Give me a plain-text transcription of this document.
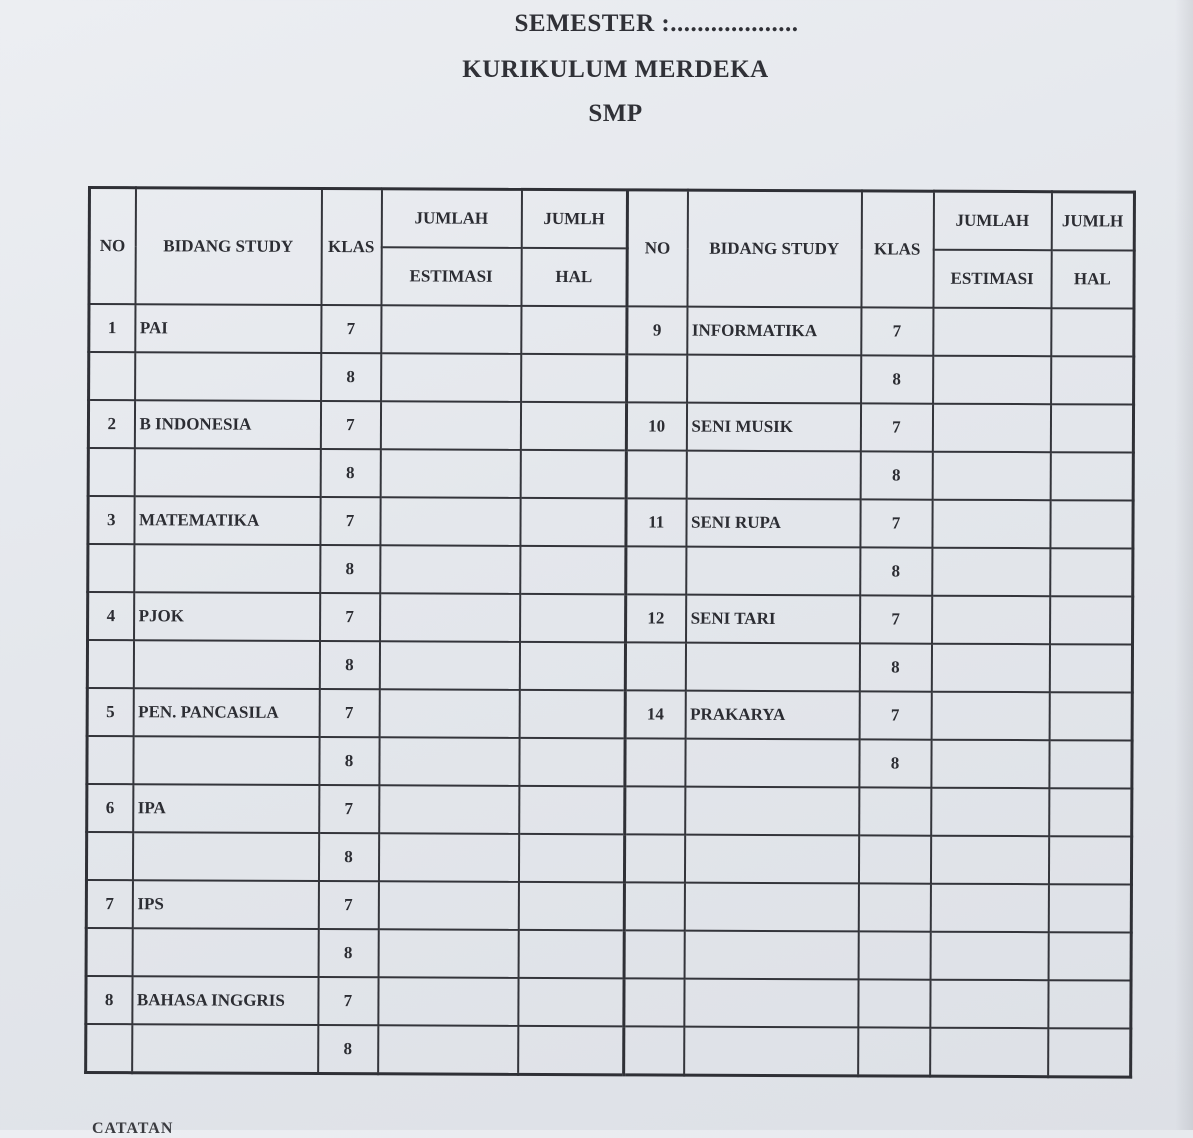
SEMESTER :...................
KURIKULUM MERDEKA
SMP
NO	BIDANG STUDY	KLAS	JUMLAH	JUMLH	NO	BIDANG STUDY	KLAS	JUMLAH	JUMLH
			ESTIMASI	HAL				ESTIMASI	HAL
1	PAI	7			9	INFORMATIKA	7		
		8					8		
2	B INDONESIA	7			10	SENI MUSIK	7		
		8					8		
3	MATEMATIKA	7			11	SENI RUPA	7		
		8					8		
4	PJOK	7			12	SENI TARI	7		
		8					8		
5	PEN. PANCASILA	7			14	PRAKARYA	7		
		8					8		
6	IPA	7							
		8							
7	IPS	7							
		8							
8	BAHASA INGGRIS	7							
		8							
CATATAN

#####

All entries are to be retyped exactly. Omit any embedded images.

Task answer:
Give me a plain-text transcription of this document.
SEMESTER :...................
KURIKULUM MERDEKA
SMP
NO	BIDANG STUDY	KLAS	JUMLAH	JUMLH	NO	BIDANG STUDY	KLAS	JUMLAH	JUMLH
			ESTIMASI	HAL				ESTIMASI	HAL
1	PAI	7			9	INFORMATIKA	7		
		8					8		
2	B INDONESIA	7			10	SENI MUSIK	7		
		8					8		
3	MATEMATIKA	7			11	SENI RUPA	7		
		8					8		
4	PJOK	7			12	SENI TARI	7		
		8					8		
5	PEN. PANCASILA	7			14	PRAKARYA	7		
		8					8		
6	IPA	7							
		8							
7	IPS	7							
		8							
8	BAHASA INGGRIS	7							
		8							
CATATAN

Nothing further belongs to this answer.